Copy out every line of the data below, swapping "Surface" for "Ocean" wherever it occurs and changing nothing else. Leave the pictures out.

• • •

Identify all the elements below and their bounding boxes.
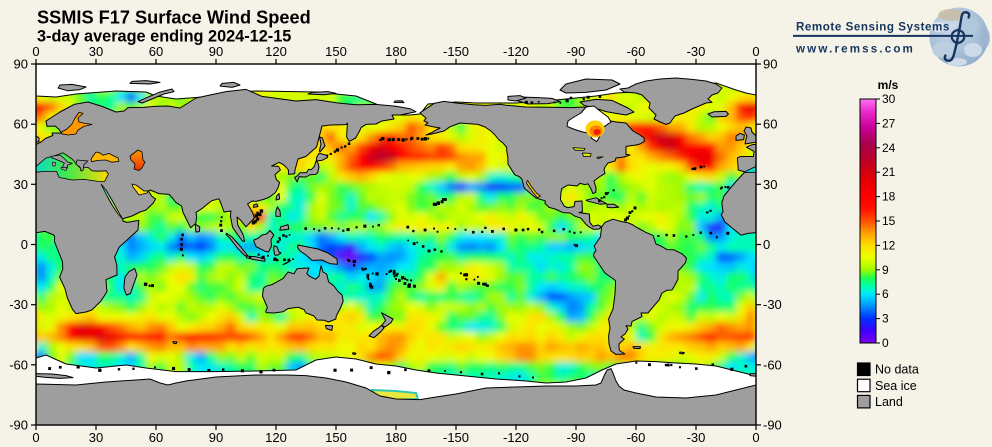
svg-text:0: 0 [763, 237, 770, 252]
svg-text:0: 0 [32, 430, 39, 445]
svg-text:Remote Sensing Systems: Remote Sensing Systems [796, 21, 950, 34]
svg-text:3: 3 [882, 312, 889, 326]
svg-text:0: 0 [752, 430, 759, 445]
svg-text:21: 21 [882, 165, 896, 179]
svg-text:-90: -90 [763, 418, 782, 433]
svg-text:-90: -90 [567, 430, 586, 445]
svg-text:60: 60 [14, 117, 28, 132]
svg-text:180: 180 [385, 430, 407, 445]
svg-text:9: 9 [882, 263, 889, 277]
svg-text:No data: No data [875, 363, 919, 377]
svg-text:120: 120 [265, 430, 287, 445]
svg-text:-30: -30 [687, 430, 706, 445]
svg-text:-60: -60 [763, 357, 782, 372]
svg-text:6: 6 [882, 287, 889, 301]
svg-text:30: 30 [763, 177, 777, 192]
svg-text:-60: -60 [627, 44, 646, 59]
svg-text:www.remss.com: www.remss.com [795, 43, 915, 56]
svg-text:27: 27 [882, 116, 896, 130]
svg-text:90: 90 [209, 44, 223, 59]
svg-text:12: 12 [882, 238, 896, 252]
svg-text:-90: -90 [567, 44, 586, 59]
svg-text:90: 90 [209, 430, 223, 445]
svg-text:-150: -150 [443, 44, 469, 59]
svg-text:90: 90 [763, 57, 777, 72]
svg-text:24: 24 [882, 141, 896, 155]
svg-text:0: 0 [21, 237, 28, 252]
svg-text:-30: -30 [9, 297, 28, 312]
svg-text:60: 60 [149, 44, 163, 59]
svg-text:60: 60 [149, 430, 163, 445]
svg-text:-60: -60 [627, 430, 646, 445]
svg-text:150: 150 [325, 44, 347, 59]
svg-text:Land: Land [875, 395, 903, 409]
svg-text:-150: -150 [443, 430, 469, 445]
svg-text:-60: -60 [9, 357, 28, 372]
svg-text:-120: -120 [503, 430, 529, 445]
svg-text:30: 30 [882, 92, 896, 106]
svg-text:0: 0 [882, 336, 889, 350]
svg-text:15: 15 [882, 214, 896, 228]
svg-text:150: 150 [325, 430, 347, 445]
svg-text:m/s: m/s [878, 78, 899, 92]
svg-text:SSMIS F17 Surface Wind Speed: SSMIS F17 Surface Wind Speed [37, 8, 311, 28]
svg-text:-30: -30 [763, 297, 782, 312]
svg-text:-120: -120 [503, 44, 529, 59]
svg-text:3-day average ending 2024-12-1: 3-day average ending 2024-12-15 [37, 28, 291, 46]
svg-text:18: 18 [882, 190, 896, 204]
svg-text:Sea ice: Sea ice [875, 379, 917, 393]
svg-text:90: 90 [14, 57, 28, 72]
svg-text:120: 120 [265, 44, 287, 59]
svg-text:30: 30 [89, 44, 103, 59]
svg-text:30: 30 [14, 177, 28, 192]
svg-text:-90: -90 [9, 418, 28, 433]
svg-text:0: 0 [32, 44, 39, 59]
svg-text:180: 180 [385, 44, 407, 59]
svg-text:60: 60 [763, 117, 777, 132]
svg-text:-30: -30 [687, 44, 706, 59]
svg-text:0: 0 [752, 44, 759, 59]
svg-text:30: 30 [89, 430, 103, 445]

• • •

§ **Finished answer**:
Identify all the elements below and their bounding boxes.
svg-text:0: 0 [763, 237, 770, 252]
svg-text:0: 0 [32, 430, 39, 445]
svg-text:Remote Sensing Systems: Remote Sensing Systems [796, 21, 950, 34]
svg-text:3: 3 [882, 312, 889, 326]
svg-text:0: 0 [752, 430, 759, 445]
svg-text:21: 21 [882, 165, 896, 179]
svg-text:-90: -90 [763, 418, 782, 433]
svg-text:-90: -90 [567, 430, 586, 445]
svg-text:60: 60 [14, 117, 28, 132]
svg-text:180: 180 [385, 430, 407, 445]
svg-text:9: 9 [882, 263, 889, 277]
svg-text:No data: No data [875, 363, 919, 377]
svg-text:120: 120 [265, 430, 287, 445]
svg-text:-30: -30 [687, 430, 706, 445]
svg-text:-60: -60 [763, 357, 782, 372]
svg-text:6: 6 [882, 287, 889, 301]
svg-text:30: 30 [763, 177, 777, 192]
svg-text:-60: -60 [627, 44, 646, 59]
svg-text:www.remss.com: www.remss.com [795, 43, 915, 56]
svg-text:27: 27 [882, 116, 896, 130]
svg-text:90: 90 [209, 44, 223, 59]
svg-text:12: 12 [882, 238, 896, 252]
svg-text:-90: -90 [567, 44, 586, 59]
svg-text:90: 90 [209, 430, 223, 445]
svg-text:-150: -150 [443, 44, 469, 59]
svg-text:90: 90 [763, 57, 777, 72]
svg-text:24: 24 [882, 141, 896, 155]
svg-text:0: 0 [21, 237, 28, 252]
svg-text:-30: -30 [9, 297, 28, 312]
svg-text:60: 60 [149, 44, 163, 59]
svg-text:60: 60 [149, 430, 163, 445]
svg-text:-60: -60 [627, 430, 646, 445]
svg-text:150: 150 [325, 44, 347, 59]
svg-text:Land: Land [875, 395, 903, 409]
svg-text:-150: -150 [443, 430, 469, 445]
svg-text:-60: -60 [9, 357, 28, 372]
svg-text:-120: -120 [503, 430, 529, 445]
svg-text:30: 30 [882, 92, 896, 106]
svg-text:0: 0 [882, 336, 889, 350]
svg-text:15: 15 [882, 214, 896, 228]
svg-text:150: 150 [325, 430, 347, 445]
svg-text:m/s: m/s [878, 78, 899, 92]
svg-text:SSMIS F17 Ocean Wind Speed: SSMIS F17 Ocean Wind Speed [37, 8, 311, 28]
svg-text:-30: -30 [763, 297, 782, 312]
svg-text:-120: -120 [503, 44, 529, 59]
svg-text:3-day average ending 2024-12-1: 3-day average ending 2024-12-15 [37, 28, 291, 46]
svg-text:18: 18 [882, 190, 896, 204]
svg-text:Sea ice: Sea ice [875, 379, 917, 393]
svg-text:90: 90 [14, 57, 28, 72]
svg-text:120: 120 [265, 44, 287, 59]
svg-text:30: 30 [89, 44, 103, 59]
svg-text:30: 30 [14, 177, 28, 192]
svg-text:-90: -90 [9, 418, 28, 433]
svg-text:0: 0 [32, 44, 39, 59]
svg-text:180: 180 [385, 44, 407, 59]
svg-text:60: 60 [763, 117, 777, 132]
svg-text:-30: -30 [687, 44, 706, 59]
svg-text:0: 0 [752, 44, 759, 59]
svg-text:30: 30 [89, 430, 103, 445]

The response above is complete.